[WHAT TO DO] The lines to be extracted begin at the line containing "Give me the" and end at the last line of the data below; copy them exactly and leave out the pictures.
▶
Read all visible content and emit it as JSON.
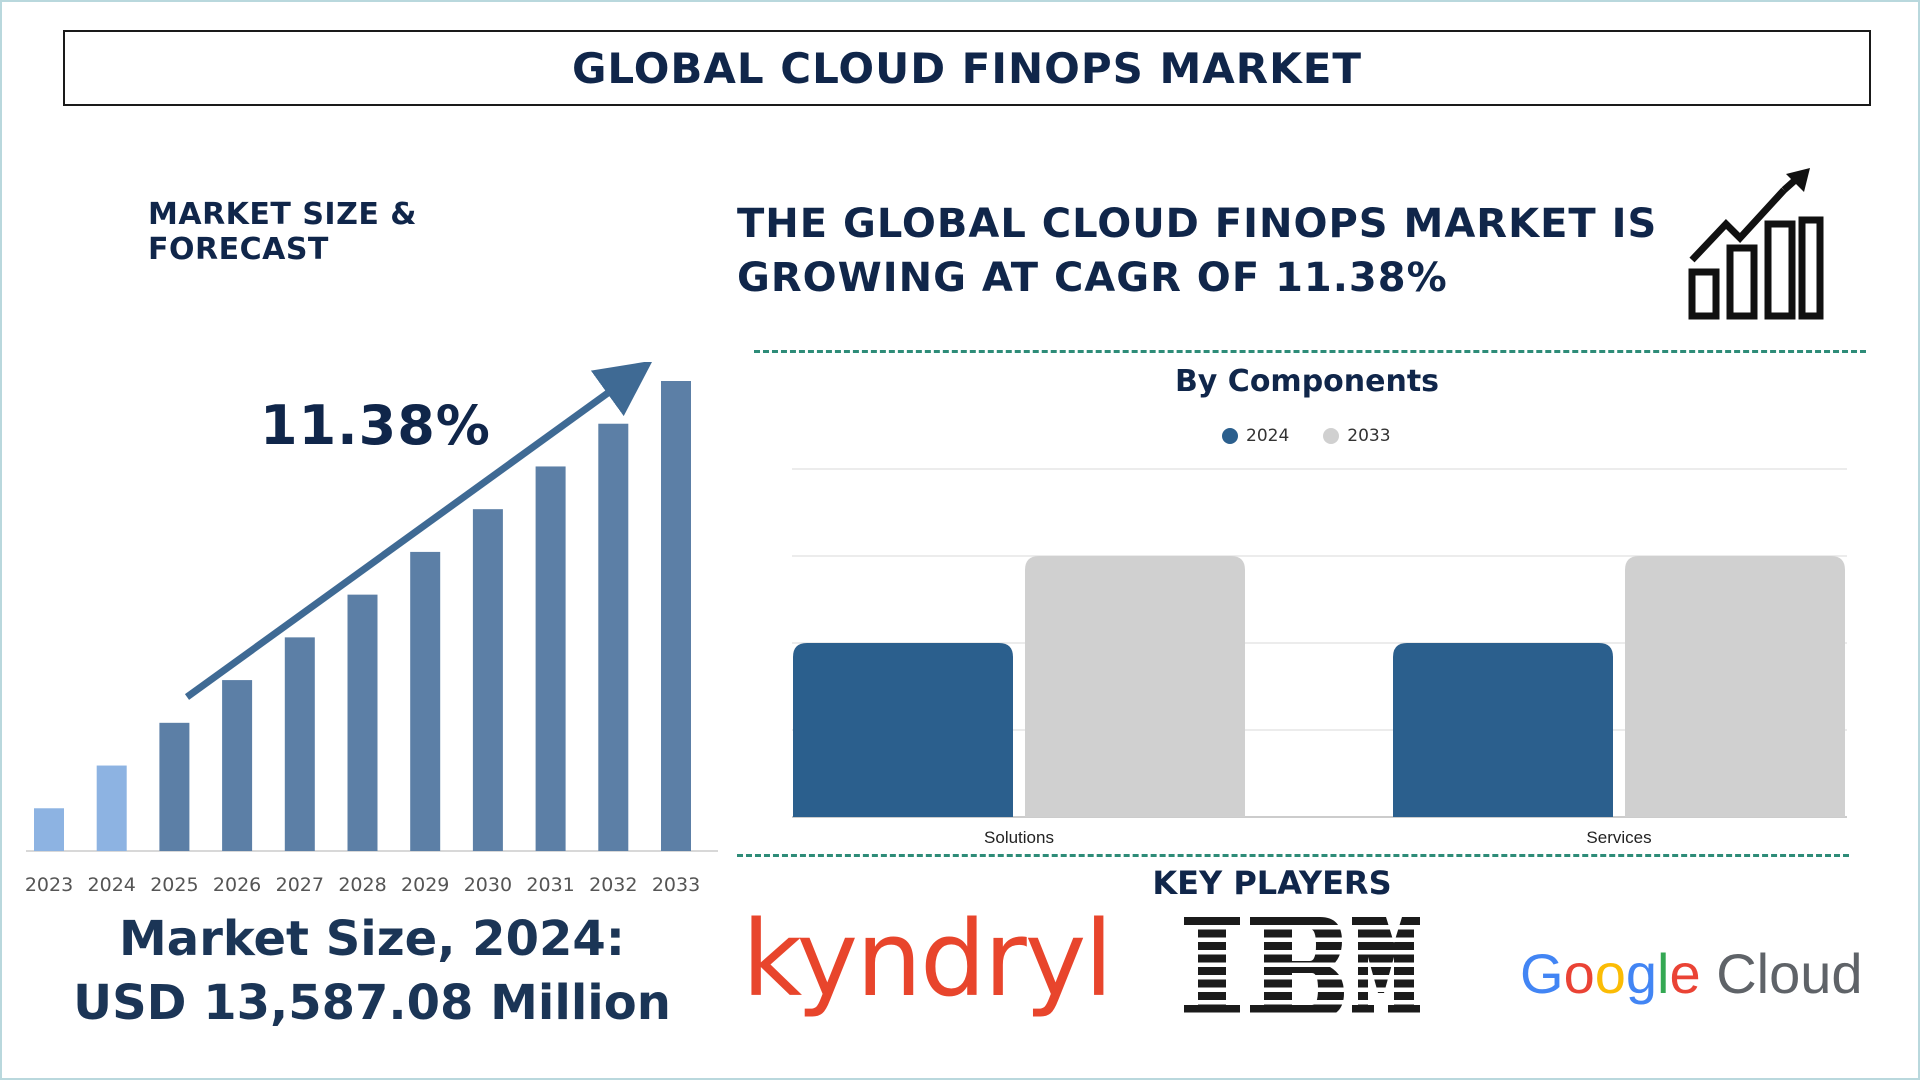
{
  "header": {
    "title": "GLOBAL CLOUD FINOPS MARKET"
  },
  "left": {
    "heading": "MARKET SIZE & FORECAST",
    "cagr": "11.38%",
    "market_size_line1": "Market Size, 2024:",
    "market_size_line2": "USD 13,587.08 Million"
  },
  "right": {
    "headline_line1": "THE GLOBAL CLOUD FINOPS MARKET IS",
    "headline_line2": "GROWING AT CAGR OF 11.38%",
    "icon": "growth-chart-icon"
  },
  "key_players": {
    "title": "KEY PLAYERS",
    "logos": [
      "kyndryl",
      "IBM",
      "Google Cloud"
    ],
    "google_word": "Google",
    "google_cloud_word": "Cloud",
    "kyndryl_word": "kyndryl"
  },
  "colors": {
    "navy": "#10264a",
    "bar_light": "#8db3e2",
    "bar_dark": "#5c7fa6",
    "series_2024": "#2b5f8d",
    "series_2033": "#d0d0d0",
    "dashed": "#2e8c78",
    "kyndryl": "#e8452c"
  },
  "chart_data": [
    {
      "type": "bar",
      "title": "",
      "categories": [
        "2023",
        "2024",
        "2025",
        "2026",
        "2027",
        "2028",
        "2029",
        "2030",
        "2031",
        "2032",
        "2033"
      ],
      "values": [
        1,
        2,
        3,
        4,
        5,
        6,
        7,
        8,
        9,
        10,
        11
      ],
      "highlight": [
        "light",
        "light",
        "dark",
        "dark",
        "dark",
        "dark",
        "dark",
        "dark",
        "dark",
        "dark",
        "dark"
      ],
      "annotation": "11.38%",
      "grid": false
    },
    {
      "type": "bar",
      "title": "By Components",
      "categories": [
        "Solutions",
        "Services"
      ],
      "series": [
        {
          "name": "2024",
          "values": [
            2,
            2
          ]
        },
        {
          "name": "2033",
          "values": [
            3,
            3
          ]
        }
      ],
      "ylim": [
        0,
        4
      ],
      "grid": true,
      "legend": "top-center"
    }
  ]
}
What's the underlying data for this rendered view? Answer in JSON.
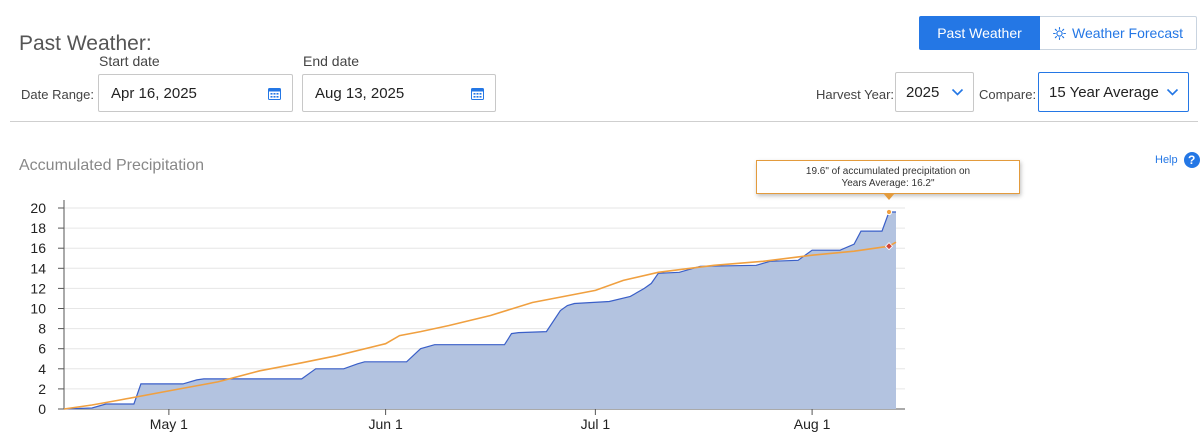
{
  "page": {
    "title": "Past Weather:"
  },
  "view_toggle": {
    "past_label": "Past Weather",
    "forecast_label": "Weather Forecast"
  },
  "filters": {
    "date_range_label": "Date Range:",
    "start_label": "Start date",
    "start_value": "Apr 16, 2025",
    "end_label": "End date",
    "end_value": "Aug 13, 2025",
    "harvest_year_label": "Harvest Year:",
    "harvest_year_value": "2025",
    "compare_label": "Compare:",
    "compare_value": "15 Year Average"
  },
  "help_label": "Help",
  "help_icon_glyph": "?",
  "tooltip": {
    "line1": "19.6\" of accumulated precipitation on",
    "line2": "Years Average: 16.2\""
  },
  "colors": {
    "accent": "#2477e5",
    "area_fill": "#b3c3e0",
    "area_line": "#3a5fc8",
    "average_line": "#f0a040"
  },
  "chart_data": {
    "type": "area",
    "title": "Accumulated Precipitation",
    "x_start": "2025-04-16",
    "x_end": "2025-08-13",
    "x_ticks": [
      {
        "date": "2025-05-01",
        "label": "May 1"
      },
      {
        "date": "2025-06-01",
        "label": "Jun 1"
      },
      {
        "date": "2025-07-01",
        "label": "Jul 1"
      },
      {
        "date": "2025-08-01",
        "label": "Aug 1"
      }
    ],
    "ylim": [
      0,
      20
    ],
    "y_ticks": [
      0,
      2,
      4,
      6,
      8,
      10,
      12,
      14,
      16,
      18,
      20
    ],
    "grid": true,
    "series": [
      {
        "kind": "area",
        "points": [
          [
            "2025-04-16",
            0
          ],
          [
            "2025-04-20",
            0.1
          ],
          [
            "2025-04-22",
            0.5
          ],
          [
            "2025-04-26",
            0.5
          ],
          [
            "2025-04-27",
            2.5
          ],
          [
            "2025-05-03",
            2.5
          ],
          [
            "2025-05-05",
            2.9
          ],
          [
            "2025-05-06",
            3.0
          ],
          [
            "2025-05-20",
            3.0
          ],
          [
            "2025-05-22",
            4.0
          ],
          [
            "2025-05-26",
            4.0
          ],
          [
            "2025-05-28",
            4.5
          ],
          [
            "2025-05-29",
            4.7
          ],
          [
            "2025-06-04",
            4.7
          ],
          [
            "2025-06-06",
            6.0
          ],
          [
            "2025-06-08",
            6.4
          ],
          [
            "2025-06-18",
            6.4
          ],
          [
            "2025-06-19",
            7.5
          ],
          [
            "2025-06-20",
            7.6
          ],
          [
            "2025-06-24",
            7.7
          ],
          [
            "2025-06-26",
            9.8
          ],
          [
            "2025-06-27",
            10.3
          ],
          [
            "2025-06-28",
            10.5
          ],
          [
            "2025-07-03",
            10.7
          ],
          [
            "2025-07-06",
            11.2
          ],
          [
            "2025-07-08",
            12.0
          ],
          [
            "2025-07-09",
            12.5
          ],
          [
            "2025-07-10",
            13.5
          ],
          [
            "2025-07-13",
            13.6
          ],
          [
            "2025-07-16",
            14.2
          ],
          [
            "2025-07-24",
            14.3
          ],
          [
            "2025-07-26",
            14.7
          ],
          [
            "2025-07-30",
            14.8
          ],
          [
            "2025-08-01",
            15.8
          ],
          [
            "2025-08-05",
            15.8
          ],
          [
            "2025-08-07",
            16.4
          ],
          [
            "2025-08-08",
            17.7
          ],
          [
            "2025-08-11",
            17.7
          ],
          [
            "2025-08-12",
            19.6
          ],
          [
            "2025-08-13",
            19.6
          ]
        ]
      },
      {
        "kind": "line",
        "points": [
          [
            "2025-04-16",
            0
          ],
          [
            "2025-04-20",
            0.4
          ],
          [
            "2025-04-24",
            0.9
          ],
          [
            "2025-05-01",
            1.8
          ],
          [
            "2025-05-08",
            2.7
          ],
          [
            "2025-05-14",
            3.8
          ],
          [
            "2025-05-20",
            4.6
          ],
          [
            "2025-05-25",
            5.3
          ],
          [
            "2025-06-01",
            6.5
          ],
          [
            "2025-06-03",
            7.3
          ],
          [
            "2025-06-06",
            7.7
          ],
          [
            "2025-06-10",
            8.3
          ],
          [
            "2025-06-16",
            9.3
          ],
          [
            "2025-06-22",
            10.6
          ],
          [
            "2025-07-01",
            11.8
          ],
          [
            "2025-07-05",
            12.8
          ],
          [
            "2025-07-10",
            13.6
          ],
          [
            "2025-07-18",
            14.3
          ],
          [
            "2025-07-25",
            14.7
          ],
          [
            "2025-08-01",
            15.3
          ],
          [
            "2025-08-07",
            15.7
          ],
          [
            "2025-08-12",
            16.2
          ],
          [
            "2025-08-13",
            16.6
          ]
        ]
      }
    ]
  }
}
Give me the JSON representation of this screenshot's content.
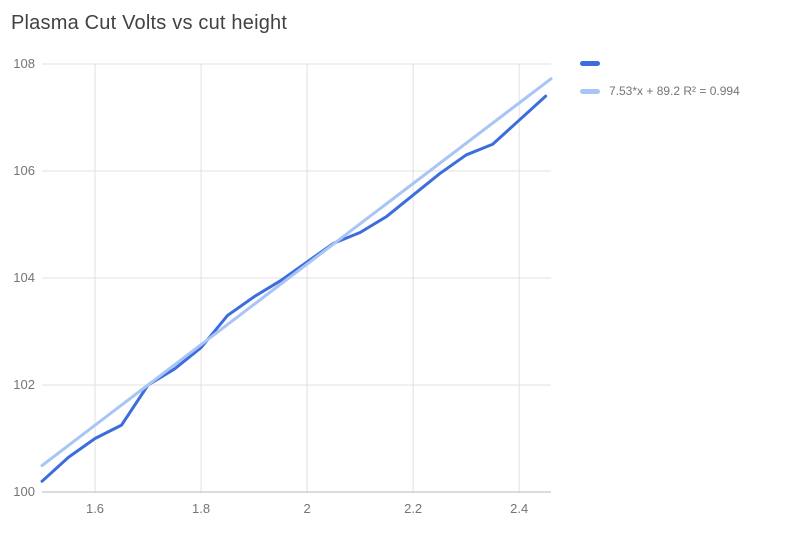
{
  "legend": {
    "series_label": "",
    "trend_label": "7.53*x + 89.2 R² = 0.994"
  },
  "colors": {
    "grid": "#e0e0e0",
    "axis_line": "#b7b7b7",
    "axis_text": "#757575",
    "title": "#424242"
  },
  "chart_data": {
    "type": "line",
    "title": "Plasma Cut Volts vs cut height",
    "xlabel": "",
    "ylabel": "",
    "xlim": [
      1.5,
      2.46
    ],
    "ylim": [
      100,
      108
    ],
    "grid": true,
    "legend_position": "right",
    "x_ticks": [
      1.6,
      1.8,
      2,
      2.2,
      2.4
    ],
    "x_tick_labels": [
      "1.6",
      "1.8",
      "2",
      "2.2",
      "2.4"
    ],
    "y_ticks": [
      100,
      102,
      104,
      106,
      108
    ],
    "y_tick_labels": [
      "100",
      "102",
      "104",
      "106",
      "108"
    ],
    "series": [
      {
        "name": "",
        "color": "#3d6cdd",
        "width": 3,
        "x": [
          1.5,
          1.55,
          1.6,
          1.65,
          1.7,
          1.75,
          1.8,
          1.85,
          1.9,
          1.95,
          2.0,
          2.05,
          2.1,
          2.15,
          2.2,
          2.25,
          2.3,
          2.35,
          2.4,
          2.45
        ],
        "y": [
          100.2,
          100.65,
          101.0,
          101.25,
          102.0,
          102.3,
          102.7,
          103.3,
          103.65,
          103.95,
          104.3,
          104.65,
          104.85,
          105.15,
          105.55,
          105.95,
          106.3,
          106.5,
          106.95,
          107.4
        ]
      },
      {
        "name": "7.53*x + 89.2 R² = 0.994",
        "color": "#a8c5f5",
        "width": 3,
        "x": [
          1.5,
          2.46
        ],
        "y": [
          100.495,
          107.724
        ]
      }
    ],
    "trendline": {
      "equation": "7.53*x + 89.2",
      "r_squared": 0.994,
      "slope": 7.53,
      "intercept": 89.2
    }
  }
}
◀
[ANSWER TO THIS TASK]
Give me the JSON representation of this screenshot's content.
{
  "legend": {
    "series_label": "",
    "trend_label": "7.53*x + 89.2 R² = 0.994"
  },
  "colors": {
    "grid": "#e0e0e0",
    "axis_line": "#b7b7b7",
    "axis_text": "#757575",
    "title": "#424242"
  },
  "chart_data": {
    "type": "line",
    "title": "Plasma Cut Volts vs cut height",
    "xlabel": "",
    "ylabel": "",
    "xlim": [
      1.5,
      2.46
    ],
    "ylim": [
      100,
      108
    ],
    "grid": true,
    "legend_position": "right",
    "x_ticks": [
      1.6,
      1.8,
      2,
      2.2,
      2.4
    ],
    "x_tick_labels": [
      "1.6",
      "1.8",
      "2",
      "2.2",
      "2.4"
    ],
    "y_ticks": [
      100,
      102,
      104,
      106,
      108
    ],
    "y_tick_labels": [
      "100",
      "102",
      "104",
      "106",
      "108"
    ],
    "series": [
      {
        "name": "",
        "color": "#3d6cdd",
        "width": 3,
        "x": [
          1.5,
          1.55,
          1.6,
          1.65,
          1.7,
          1.75,
          1.8,
          1.85,
          1.9,
          1.95,
          2.0,
          2.05,
          2.1,
          2.15,
          2.2,
          2.25,
          2.3,
          2.35,
          2.4,
          2.45
        ],
        "y": [
          100.2,
          100.65,
          101.0,
          101.25,
          102.0,
          102.3,
          102.7,
          103.3,
          103.65,
          103.95,
          104.3,
          104.65,
          104.85,
          105.15,
          105.55,
          105.95,
          106.3,
          106.5,
          106.95,
          107.4
        ]
      },
      {
        "name": "7.53*x + 89.2 R² = 0.994",
        "color": "#a8c5f5",
        "width": 3,
        "x": [
          1.5,
          2.46
        ],
        "y": [
          100.495,
          107.724
        ]
      }
    ],
    "trendline": {
      "equation": "7.53*x + 89.2",
      "r_squared": 0.994,
      "slope": 7.53,
      "intercept": 89.2
    }
  }
}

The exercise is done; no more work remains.